## Start Exercise materials

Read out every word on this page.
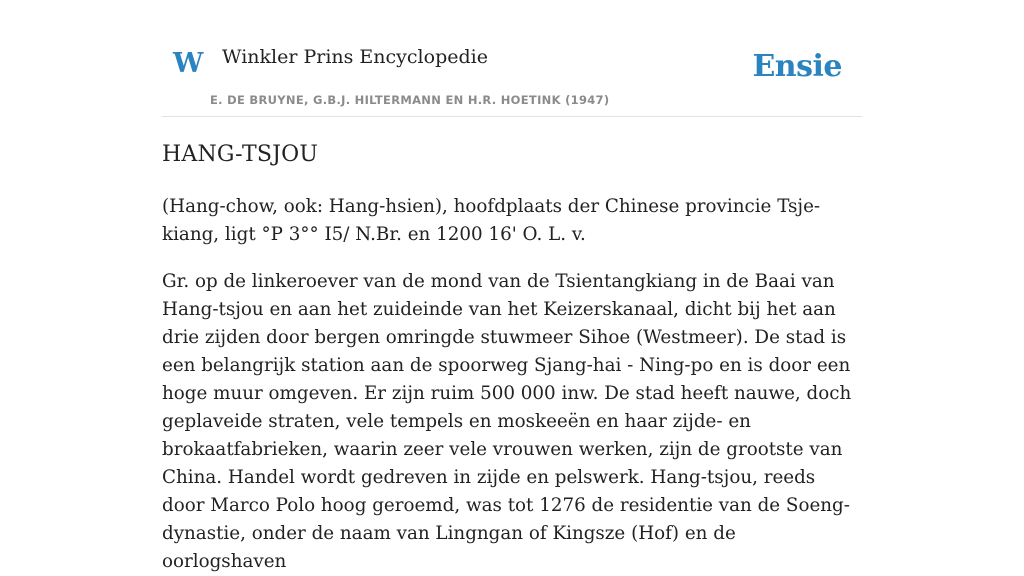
W Winkler Prins Encyclopedie
E. DE BRUYNE, G.B.J. HILTERMANN EN H.R. HOETINK (1947)
Ensie
HANG-TSJOU

(Hang-chow, ook: Hang-hsien), hoofdplaats der Chinese provincie Tsje-kiang, ligt °P 3°° I5/ N.Br. en 1200 16' O. L. v.

Gr. op de linkeroever van de mond van de Tsientangkiang in de Baai van Hang-tsjou en aan het zuideinde van het Keizerskanaal, dicht bij het aan drie zijden door bergen omringde stuwmeer Sihoe (Westmeer). De stad is een belangrijk station aan de spoorweg Sjang-hai - Ning-po en is door een hoge muur omgeven. Er zijn ruim 500 000 inw. De stad heeft nauwe, doch geplaveide straten, vele tempels en moskeeën en haar zijde- en brokaatfabrieken, waarin zeer vele vrouwen werken, zijn de grootste van China. Handel wordt gedreven in zijde en pelswerk. Hang-tsjou, reeds door Marco Polo hoog geroemd, was tot 1276 de residentie van de Soeng-dynastie, onder de naam van Lingngan of Kingsze (Hof) en de oorlogshaven
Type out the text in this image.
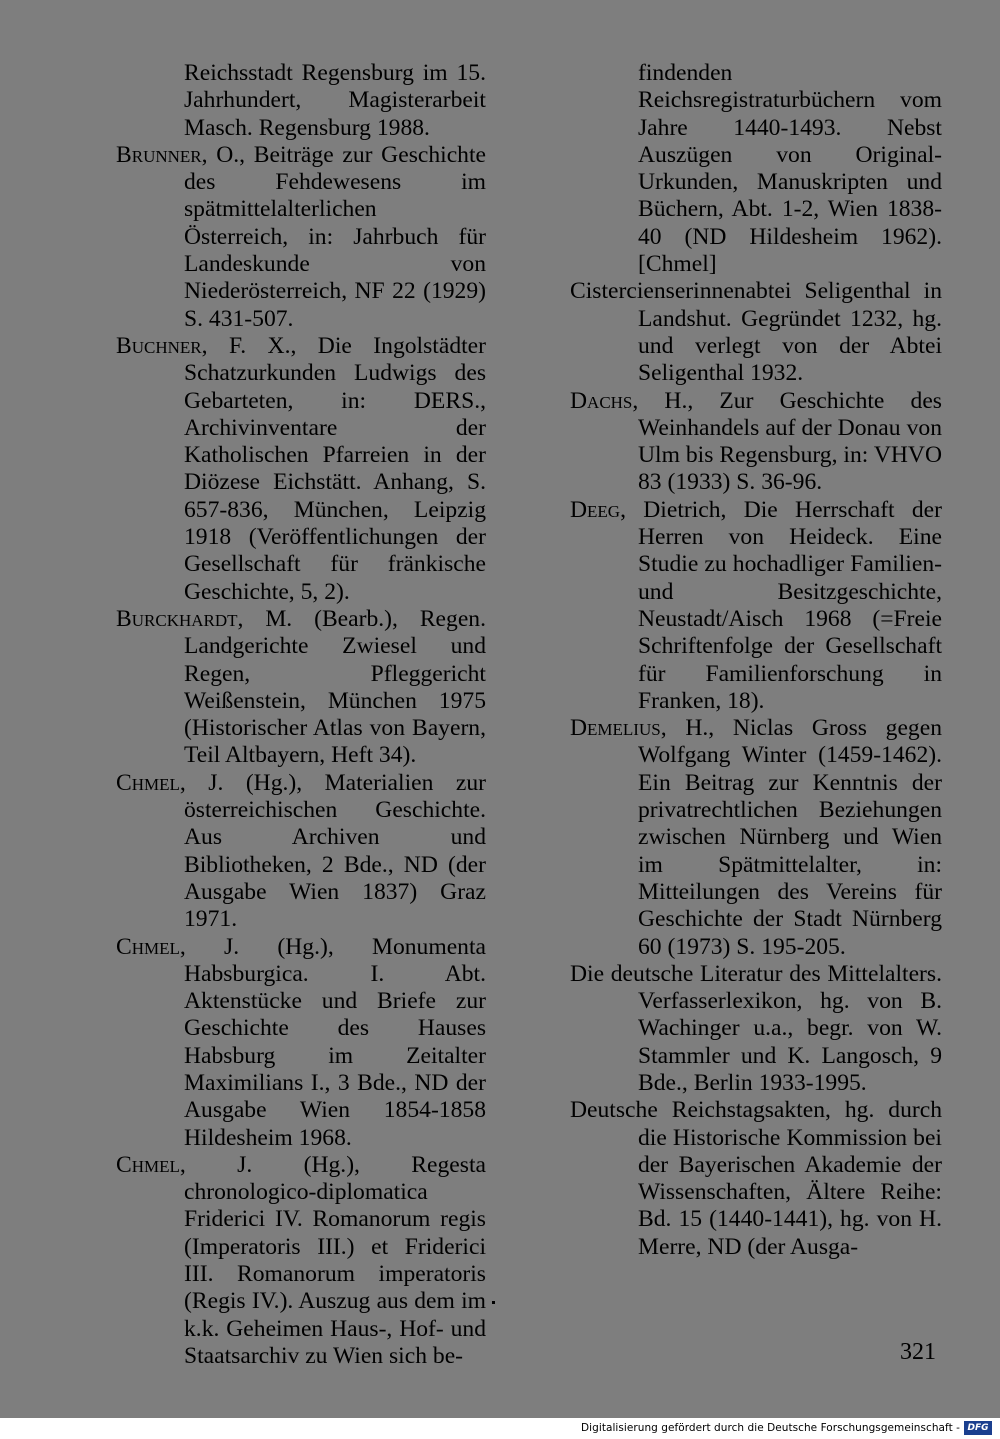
Reichsstadt Regensburg im 15. Jahrhundert, Magisterarbeit Masch. Regensburg 1988.
Brunner, O., Beiträge zur Geschichte des Fehdewesens im spätmittelalterlichen Österreich, in: Jahrbuch für Landeskunde von Niederösterreich, NF 22 (1929) S. 431-507.
Buchner, F. X., Die Ingolstädter Schatzurkunden Ludwigs des Gebarteten, in: DERS., Archivinventare der Katholischen Pfarreien in der Diözese Eichstätt. Anhang, S. 657-836, München, Leipzig 1918 (Veröffentlichungen der Gesellschaft für fränkische Geschichte, 5, 2).
Burckhardt, M. (Bearb.), Regen. Landgerichte Zwiesel und Regen, Pfleggericht Weißenstein, München 1975 (Historischer Atlas von Bayern, Teil Altbayern, Heft 34).
Chmel, J. (Hg.), Materialien zur österreichischen Geschichte. Aus Archiven und Bibliotheken, 2 Bde., ND (der Ausgabe Wien 1837) Graz 1971.
Chmel, J. (Hg.), Monumenta Habsburgica. I. Abt. Aktenstücke und Briefe zur Geschichte des Hauses Habsburg im Zeitalter Maximilians I., 3 Bde., ND der Ausgabe Wien 1854-1858 Hildesheim 1968.
Chmel, J. (Hg.), Regesta chronologico-diplomatica Friderici IV. Romanorum regis (Imperatoris III.) et Friderici III. Romanorum imperatoris (Regis IV.). Auszug aus dem im k.k. Geheimen Haus-, Hof- und Staatsarchiv zu Wien sich be-
findenden Reichsregistraturbüchern vom Jahre 1440-1493. Nebst Auszügen von Original-Urkunden, Manuskripten und Büchern, Abt. 1-2, Wien 1838-40 (ND Hildesheim 1962). [Chmel]
Cistercienserinnenabtei Seligenthal in Landshut. Gegründet 1232, hg. und verlegt von der Abtei Seligenthal 1932.
Dachs, H., Zur Geschichte des Weinhandels auf der Donau von Ulm bis Regensburg, in: VHVO 83 (1933) S. 36-96.
Deeg, Dietrich, Die Herrschaft der Herren von Heideck. Eine Studie zu hochadliger Familien- und Besitzgeschichte, Neustadt/Aisch 1968 (=Freie Schriftenfolge der Gesellschaft für Familienforschung in Franken, 18).
Demelius, H., Niclas Gross gegen Wolfgang Winter (1459-1462). Ein Beitrag zur Kenntnis der privatrechtlichen Beziehungen zwischen Nürnberg und Wien im Spätmittelalter, in: Mitteilungen des Vereins für Geschichte der Stadt Nürnberg 60 (1973) S. 195-205.
Die deutsche Literatur des Mittelalters. Verfasserlexikon, hg. von B. Wachinger u.a., begr. von W. Stammler und K. Langosch, 9 Bde., Berlin 1933-1995.
Deutsche Reichstagsakten, hg. durch die Historische Kommission bei der Bayerischen Akademie der Wissenschaften, Ältere Reihe: Bd. 15 (1440-1441), hg. von H. Merre, ND (der Ausga-
321
Digitalisierung gefördert durch die Deutsche Forschungsgemeinschaft - DFG
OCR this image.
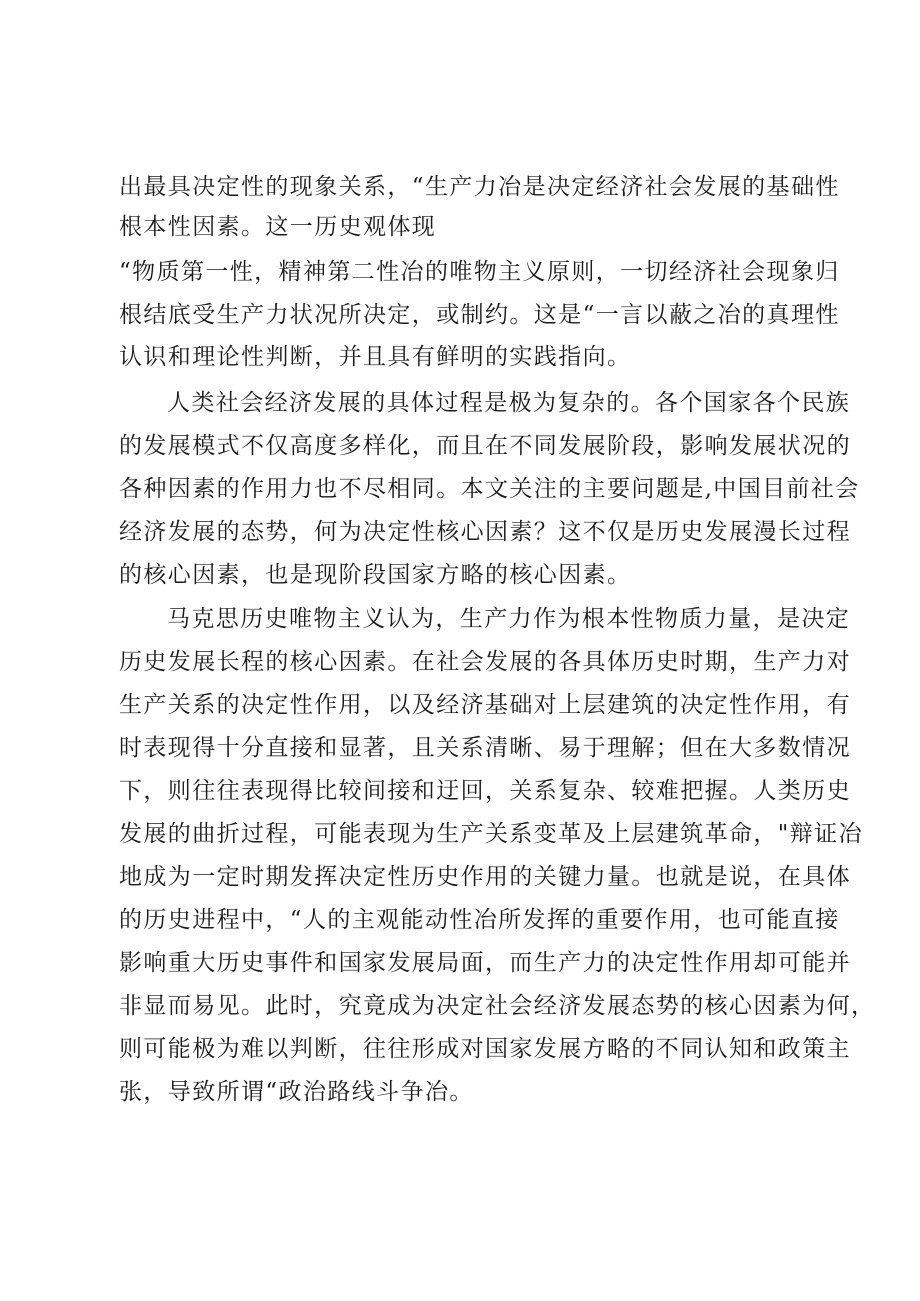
出最具决定性的现象关系，“生产力冶是决定经济社会发展的基础性

根本性因素。这一历史观体现

“物质第一性，精神第二性冶的唯物主义原则，一切经济社会现象归

根结底受生产力状况所决定，或制约。这是“一言以蔽之冶的真理性

认识和理论性判断，并且具有鲜明的实践指向。

人类社会经济发展的具体过程是极为复杂的。各个国家各个民族

的发展模式不仅高度多样化，而且在不同发展阶段，影响发展状况的

各种因素的作用力也不尽相同。本文关注的主要问题是,中国目前社会

经济发展的态势，何为决定性核心因素？这不仅是历史发展漫长过程

的核心因素，也是现阶段国家方略的核心因素。

马克思历史唯物主义认为，生产力作为根本性物质力量，是决定

历史发展长程的核心因素。在社会发展的各具体历史时期，生产力对

生产关系的决定性作用，以及经济基础对上层建筑的决定性作用，有

时表现得十分直接和显著，且关系清晰、易于理解；但在大多数情况

下，则往往表现得比较间接和迂回，关系复杂、较难把握。人类历史

发展的曲折过程，可能表现为生产关系变革及上层建筑革命，"辩证冶

地成为一定时期发挥决定性历史作用的关键力量。也就是说，在具体

的历史进程中，“人的主观能动性冶所发挥的重要作用，也可能直接

影响重大历史事件和国家发展局面，而生产力的决定性作用却可能并

非显而易见。此时，究竟成为决定社会经济发展态势的核心因素为何，

则可能极为难以判断，往往形成对国家发展方略的不同认知和政策主

张，导致所谓“政治路线斗争冶。
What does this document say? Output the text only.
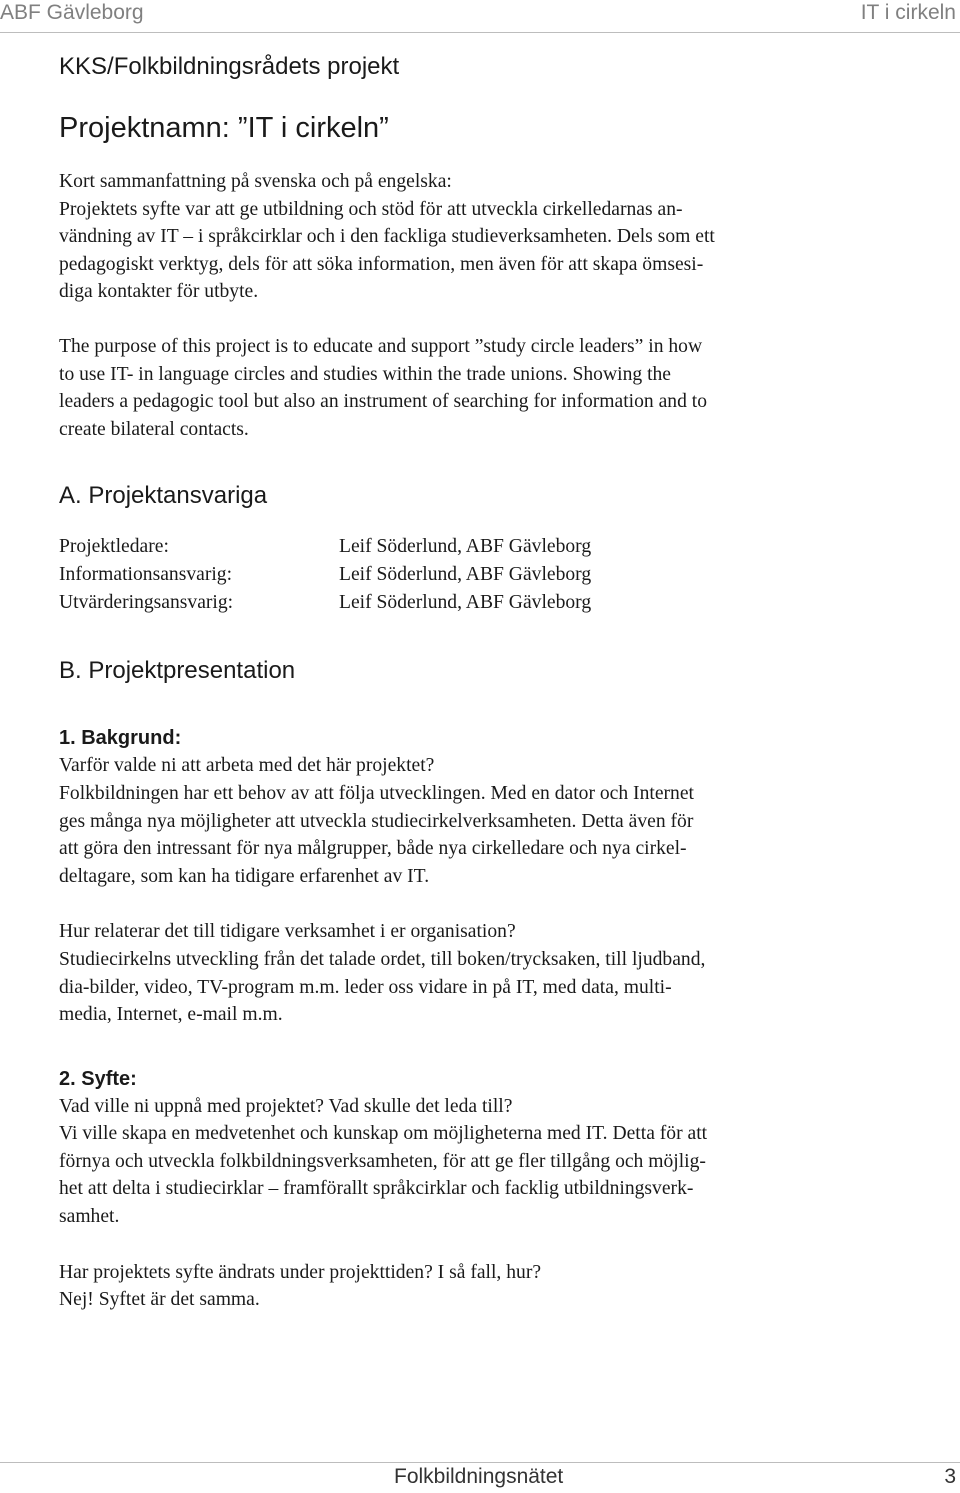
ABF Gävleborg	IT i cirkeln
KKS/Folkbildningsrådets projekt
Projektnamn: ”IT i cirkeln”

Kort sammanfattning på svenska och på engelska:

Projektets syfte var att ge utbildning och stöd för att utveckla cirkelledarnas an-

vändning av IT – i språkcirklar och i den fackliga studieverksamheten. Dels som ett

pedagogiskt verktyg, dels för att söka information, men även för att skapa ömsesi-

diga kontakter för utbyte.

The purpose of this project is to educate and support ”study circle leaders” in how

to use IT- in language circles and studies within the trade unions. Showing the

leaders a pedagogic tool but also an instrument of searching for information and to

create bilateral contacts.

A. Projektansvariga
Projektledare:	Leif Söderlund, ABF Gävleborg
Informationsansvarig:	Leif Söderlund, ABF Gävleborg
Utvärderingsansvarig:	Leif Söderlund, ABF Gävleborg
B. Projektpresentation
1. Bakgrund:

Varför valde ni att arbeta med det här projektet?

Folkbildningen har ett behov av att följa utvecklingen. Med en dator och Internet

ges många nya möjligheter att utveckla studiecirkelverksamheten. Detta även för

att göra den intressant för nya målgrupper, både nya cirkelledare och nya cirkel-

deltagare, som kan ha tidigare erfarenhet av IT.

Hur relaterar det till tidigare verksamhet i er organisation?

Studiecirkelns utveckling från det talade ordet, till boken/trycksaken, till ljudband,

dia-bilder, video, TV-program m.m. leder oss vidare in på IT, med data, multi-

media, Internet, e-mail m.m.

2. Syfte:

Vad ville ni uppnå med projektet? Vad skulle det leda till?

Vi ville skapa en medvetenhet och kunskap om möjligheterna med IT. Detta för att

förnya och utveckla folkbildningsverksamheten, för att ge fler tillgång och möjlig-

het att delta i studiecirklar – framförallt språkcirklar och facklig utbildningsverk-

samhet.

Har projektets syfte ändrats under projekttiden? I så fall, hur?

Nej! Syftet är det samma.

Folkbildningsnätet	3
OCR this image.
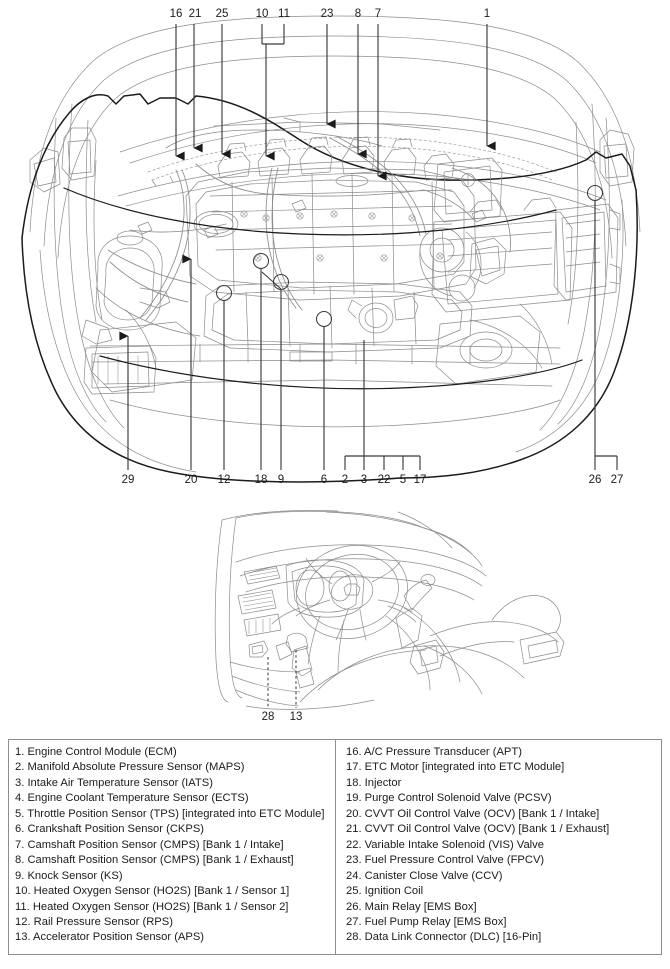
16 21 25 10 11	23 8 7	1
29	20 12 18 9	6 2 3 22 5 17	26 27
28 13
1. Engine Control Module (ECM)
2. Manifold Absolute Pressure Sensor (MAPS)
3. Intake Air Temperature Sensor (IATS)
4. Engine Coolant Temperature Sensor (ECTS)
5. Throttle Position Sensor (TPS) [integrated into ETC Module]
6. Crankshaft Position Sensor (CKPS)
7. Camshaft Position Sensor (CMPS) [Bank 1 / Intake]
8. Camshaft Position Sensor (CMPS) [Bank 1 / Exhaust]
9. Knock Sensor (KS)
10. Heated Oxygen Sensor (HO2S) [Bank 1 / Sensor 1]
11. Heated Oxygen Sensor (HO2S) [Bank 1 / Sensor 2]
12. Rail Pressure Sensor (RPS)
13. Accelerator Position Sensor (APS)
16. A/C Pressure Transducer (APT)
17. ETC Motor [integrated into ETC Module]
18. Injector
19. Purge Control Solenoid Valve (PCSV)
20. CVVT Oil Control Valve (OCV) [Bank 1 / Intake]
21. CVVT Oil Control Valve (OCV) [Bank 1 / Exhaust]
22. Variable Intake Solenoid (VIS) Valve
23. Fuel Pressure Control Valve (FPCV)
24. Canister Close Valve (CCV)
25. Ignition Coil
26. Main Relay [EMS Box]
27. Fuel Pump Relay [EMS Box]
28. Data Link Connector (DLC) [16-Pin]
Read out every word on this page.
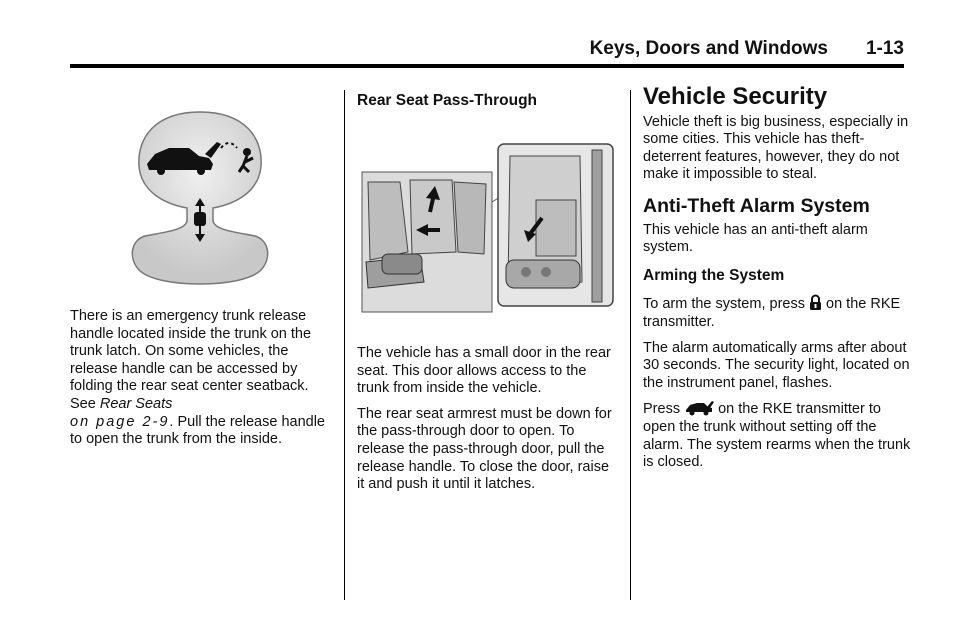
Keys, Doors and Windows 1-13
There is an emergency trunk release handle located inside the trunk on the trunk latch. On some vehicles, the release handle can be accessed by folding the rear seat center seatback. See Rear Seats
on page 2-9. Pull the release handle to open the trunk from the inside.
Rear Seat Pass-Through

The vehicle has a small door in the rear seat. This door allows access to the trunk from inside the vehicle.

The rear seat armrest must be down for the pass-through door to open. To release the pass-through door, pull the release handle. To close the door, raise it and push it until it latches.

Vehicle Security

Vehicle theft is big business, especially in some cities. This vehicle has theft-deterrent features, however, they do not make it impossible to steal.

Anti-Theft Alarm System

This vehicle has an anti-theft alarm system.

Arming the System

To arm the system, press  on the RKE transmitter.

The alarm automatically arms after about 30 seconds. The security light, located on the instrument panel, flashes.

Press  on the RKE transmitter to open the trunk without setting off the alarm. The system rearms when the trunk is closed.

## End Exercise materials

__Task instructions__:
Answer with one number only: how many lines above contain the word "Bank".

__Result below__:
6